* BEGIN *

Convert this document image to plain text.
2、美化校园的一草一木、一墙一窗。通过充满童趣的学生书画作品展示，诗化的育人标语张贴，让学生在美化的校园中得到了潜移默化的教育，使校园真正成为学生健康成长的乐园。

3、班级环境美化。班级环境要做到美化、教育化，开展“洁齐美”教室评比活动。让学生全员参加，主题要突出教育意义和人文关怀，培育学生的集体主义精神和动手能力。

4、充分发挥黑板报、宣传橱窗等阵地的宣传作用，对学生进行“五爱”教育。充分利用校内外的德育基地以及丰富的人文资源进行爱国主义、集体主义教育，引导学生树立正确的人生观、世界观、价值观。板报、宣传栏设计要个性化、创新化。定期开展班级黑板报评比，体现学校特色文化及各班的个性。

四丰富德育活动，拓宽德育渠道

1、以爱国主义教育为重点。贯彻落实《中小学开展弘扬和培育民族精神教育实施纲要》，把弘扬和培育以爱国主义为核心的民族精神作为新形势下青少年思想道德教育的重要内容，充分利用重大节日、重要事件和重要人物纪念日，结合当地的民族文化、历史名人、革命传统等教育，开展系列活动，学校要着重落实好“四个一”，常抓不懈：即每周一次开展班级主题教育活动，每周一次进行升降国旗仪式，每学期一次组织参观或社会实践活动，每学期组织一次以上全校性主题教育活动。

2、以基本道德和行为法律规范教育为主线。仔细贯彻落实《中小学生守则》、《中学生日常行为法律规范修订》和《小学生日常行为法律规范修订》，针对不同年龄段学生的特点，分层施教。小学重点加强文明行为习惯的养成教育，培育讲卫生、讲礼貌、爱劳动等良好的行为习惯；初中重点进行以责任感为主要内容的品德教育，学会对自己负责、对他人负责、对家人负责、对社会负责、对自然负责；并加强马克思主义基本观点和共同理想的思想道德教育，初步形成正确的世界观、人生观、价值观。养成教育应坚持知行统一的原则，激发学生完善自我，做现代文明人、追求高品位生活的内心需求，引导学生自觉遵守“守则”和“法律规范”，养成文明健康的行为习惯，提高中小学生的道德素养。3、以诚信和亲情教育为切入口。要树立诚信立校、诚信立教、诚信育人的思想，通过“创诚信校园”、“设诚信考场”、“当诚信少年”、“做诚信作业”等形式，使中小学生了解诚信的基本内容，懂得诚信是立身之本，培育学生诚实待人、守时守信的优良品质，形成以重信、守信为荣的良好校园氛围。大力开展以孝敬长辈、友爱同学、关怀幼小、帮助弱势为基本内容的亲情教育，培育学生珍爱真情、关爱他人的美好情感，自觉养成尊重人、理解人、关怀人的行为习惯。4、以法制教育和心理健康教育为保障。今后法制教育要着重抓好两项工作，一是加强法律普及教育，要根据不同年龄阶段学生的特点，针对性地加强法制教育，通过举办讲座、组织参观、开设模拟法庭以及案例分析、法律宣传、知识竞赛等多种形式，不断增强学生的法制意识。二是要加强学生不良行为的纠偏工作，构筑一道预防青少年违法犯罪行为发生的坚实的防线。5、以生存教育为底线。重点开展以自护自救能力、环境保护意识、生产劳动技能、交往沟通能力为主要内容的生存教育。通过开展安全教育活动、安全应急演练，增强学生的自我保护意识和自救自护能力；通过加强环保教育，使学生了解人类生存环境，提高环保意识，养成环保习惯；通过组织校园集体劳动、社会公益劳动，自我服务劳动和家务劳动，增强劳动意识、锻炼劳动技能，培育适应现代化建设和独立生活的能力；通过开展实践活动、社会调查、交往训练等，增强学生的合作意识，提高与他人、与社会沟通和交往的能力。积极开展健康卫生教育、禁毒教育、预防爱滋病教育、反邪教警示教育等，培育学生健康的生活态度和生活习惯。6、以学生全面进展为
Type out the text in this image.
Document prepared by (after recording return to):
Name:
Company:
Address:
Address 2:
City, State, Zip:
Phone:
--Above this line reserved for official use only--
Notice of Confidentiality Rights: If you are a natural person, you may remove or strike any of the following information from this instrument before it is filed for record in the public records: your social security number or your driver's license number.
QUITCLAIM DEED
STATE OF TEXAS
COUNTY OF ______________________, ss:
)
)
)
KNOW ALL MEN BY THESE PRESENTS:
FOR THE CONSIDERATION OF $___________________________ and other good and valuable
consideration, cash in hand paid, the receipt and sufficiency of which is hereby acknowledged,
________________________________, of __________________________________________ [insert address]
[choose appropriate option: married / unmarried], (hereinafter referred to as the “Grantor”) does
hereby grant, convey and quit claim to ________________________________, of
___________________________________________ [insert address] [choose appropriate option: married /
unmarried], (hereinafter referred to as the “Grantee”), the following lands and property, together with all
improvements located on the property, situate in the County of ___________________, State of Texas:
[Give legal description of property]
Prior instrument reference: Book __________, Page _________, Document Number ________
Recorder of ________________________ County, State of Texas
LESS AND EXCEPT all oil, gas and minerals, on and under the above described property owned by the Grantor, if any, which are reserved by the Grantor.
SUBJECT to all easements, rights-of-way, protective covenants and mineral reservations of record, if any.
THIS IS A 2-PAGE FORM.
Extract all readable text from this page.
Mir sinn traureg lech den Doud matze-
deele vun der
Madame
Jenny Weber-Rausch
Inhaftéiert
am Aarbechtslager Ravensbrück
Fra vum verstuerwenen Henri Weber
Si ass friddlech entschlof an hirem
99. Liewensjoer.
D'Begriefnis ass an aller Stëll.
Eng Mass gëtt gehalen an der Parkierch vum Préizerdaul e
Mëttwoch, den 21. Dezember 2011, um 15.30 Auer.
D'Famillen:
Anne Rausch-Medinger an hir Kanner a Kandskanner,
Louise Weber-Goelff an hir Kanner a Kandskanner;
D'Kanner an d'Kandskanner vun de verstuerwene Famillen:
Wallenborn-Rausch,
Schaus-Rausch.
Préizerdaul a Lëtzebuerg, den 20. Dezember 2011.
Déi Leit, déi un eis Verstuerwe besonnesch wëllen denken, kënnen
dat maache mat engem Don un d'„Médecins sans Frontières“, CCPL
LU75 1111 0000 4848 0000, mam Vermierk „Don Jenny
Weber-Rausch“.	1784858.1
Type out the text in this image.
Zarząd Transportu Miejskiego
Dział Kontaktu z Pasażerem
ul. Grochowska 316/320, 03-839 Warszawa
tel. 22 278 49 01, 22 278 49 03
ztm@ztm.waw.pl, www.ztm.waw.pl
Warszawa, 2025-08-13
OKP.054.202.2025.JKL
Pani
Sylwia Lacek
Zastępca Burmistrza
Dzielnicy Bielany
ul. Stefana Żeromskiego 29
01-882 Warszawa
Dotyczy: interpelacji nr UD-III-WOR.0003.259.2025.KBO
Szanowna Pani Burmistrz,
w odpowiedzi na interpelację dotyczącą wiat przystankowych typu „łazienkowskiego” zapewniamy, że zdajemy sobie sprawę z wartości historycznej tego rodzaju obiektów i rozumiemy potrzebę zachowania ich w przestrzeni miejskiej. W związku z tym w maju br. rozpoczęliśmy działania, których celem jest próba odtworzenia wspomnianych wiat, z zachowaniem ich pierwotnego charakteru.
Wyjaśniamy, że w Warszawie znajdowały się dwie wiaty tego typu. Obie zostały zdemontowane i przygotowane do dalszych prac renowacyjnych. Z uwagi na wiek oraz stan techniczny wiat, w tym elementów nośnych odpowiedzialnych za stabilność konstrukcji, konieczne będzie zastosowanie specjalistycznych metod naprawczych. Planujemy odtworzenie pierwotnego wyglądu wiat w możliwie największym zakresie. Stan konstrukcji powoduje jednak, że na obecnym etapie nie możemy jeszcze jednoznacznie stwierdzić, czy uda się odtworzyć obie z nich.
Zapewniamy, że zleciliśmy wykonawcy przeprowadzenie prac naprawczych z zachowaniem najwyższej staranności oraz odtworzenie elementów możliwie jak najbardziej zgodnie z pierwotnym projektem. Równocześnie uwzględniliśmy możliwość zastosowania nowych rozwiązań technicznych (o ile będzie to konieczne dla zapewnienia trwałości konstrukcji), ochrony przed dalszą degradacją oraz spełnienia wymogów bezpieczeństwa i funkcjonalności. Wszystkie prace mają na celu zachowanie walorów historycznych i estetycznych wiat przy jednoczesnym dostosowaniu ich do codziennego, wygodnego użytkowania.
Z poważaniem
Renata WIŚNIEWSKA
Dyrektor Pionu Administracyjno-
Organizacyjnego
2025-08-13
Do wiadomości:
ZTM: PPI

* END *

Give nothing but the count of lines in the listing above that hold the string "unmarried".

2